Select every line below containing the word "差し戻し".

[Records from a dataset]
+ + + + +
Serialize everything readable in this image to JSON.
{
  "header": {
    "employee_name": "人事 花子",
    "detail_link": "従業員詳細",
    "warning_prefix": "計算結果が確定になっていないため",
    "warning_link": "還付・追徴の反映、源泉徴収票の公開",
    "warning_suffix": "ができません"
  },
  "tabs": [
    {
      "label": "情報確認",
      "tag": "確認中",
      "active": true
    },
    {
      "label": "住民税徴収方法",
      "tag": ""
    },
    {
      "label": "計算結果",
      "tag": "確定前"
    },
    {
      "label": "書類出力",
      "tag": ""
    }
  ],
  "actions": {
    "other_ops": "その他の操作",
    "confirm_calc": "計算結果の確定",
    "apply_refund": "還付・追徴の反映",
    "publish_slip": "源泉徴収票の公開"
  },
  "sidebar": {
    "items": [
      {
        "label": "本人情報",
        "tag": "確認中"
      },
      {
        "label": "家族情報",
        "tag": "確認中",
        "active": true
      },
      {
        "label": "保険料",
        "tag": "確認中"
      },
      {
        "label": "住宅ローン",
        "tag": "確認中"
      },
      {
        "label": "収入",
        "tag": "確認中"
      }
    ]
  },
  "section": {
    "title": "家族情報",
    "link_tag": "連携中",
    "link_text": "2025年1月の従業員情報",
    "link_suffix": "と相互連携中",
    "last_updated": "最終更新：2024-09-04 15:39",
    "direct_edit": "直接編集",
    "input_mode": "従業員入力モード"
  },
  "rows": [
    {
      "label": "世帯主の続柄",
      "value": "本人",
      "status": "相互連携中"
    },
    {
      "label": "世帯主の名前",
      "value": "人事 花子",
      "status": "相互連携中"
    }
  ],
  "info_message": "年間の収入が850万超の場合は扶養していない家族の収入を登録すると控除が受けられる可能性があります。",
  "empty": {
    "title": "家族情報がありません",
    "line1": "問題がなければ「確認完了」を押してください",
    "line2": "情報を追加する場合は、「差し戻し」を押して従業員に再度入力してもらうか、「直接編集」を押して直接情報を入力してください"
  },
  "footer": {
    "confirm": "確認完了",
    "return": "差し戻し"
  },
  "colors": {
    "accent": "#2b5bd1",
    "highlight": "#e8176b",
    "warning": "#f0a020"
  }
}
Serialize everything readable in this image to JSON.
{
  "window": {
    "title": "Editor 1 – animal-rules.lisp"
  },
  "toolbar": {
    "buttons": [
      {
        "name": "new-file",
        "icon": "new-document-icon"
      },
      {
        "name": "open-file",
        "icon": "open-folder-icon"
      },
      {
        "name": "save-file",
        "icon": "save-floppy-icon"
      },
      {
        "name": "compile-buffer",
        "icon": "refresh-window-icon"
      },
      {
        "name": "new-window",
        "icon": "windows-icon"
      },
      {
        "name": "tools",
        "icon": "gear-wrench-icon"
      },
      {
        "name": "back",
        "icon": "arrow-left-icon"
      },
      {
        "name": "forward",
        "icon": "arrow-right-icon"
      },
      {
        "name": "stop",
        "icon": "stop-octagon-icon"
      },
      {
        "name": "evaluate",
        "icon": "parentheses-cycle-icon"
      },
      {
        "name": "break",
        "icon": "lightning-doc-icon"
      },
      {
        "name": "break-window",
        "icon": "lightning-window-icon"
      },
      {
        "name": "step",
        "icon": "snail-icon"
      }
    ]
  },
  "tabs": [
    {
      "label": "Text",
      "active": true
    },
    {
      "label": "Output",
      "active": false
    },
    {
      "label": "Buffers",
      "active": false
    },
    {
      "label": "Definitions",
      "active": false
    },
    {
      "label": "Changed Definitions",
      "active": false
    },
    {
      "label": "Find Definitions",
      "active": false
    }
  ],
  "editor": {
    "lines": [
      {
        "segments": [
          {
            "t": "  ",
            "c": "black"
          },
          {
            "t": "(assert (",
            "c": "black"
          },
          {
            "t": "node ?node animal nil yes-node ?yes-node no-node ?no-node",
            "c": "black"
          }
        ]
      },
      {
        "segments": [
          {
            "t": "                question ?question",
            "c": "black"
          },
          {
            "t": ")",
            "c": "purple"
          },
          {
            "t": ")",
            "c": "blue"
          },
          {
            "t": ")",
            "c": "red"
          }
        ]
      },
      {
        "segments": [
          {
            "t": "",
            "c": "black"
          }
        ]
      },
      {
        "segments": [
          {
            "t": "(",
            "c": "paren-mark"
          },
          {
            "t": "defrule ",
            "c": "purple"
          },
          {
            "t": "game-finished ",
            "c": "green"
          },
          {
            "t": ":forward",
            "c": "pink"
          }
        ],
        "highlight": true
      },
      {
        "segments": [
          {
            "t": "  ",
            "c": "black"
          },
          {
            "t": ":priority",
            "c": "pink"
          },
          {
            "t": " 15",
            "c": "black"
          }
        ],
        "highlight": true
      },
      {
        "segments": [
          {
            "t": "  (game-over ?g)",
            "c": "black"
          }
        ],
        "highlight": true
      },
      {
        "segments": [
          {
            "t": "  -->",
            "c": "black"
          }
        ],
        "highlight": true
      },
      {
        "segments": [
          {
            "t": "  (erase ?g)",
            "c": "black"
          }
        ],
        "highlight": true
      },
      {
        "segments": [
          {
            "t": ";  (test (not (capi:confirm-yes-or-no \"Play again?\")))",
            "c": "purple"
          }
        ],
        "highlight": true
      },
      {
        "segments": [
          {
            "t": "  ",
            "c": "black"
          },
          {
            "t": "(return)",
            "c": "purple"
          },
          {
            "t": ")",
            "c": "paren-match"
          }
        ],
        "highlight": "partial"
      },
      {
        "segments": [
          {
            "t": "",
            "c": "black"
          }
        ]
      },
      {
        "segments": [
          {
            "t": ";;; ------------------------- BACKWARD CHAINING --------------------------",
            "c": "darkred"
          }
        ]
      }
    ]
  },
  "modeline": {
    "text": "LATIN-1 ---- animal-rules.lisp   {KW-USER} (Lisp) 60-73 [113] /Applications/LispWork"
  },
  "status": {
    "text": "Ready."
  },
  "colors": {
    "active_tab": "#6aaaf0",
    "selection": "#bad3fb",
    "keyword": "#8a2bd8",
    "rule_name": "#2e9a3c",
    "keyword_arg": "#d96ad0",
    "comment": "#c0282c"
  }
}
+ + + + +
- **ANSWER TO THE EXERCISE**:
    "line2": "情報を追加する場合は、「差し戻し」を押して従業員に再度入力してもらうか、「直接編集」を押して直接情報を入力してください"
    "return": "差し戻し"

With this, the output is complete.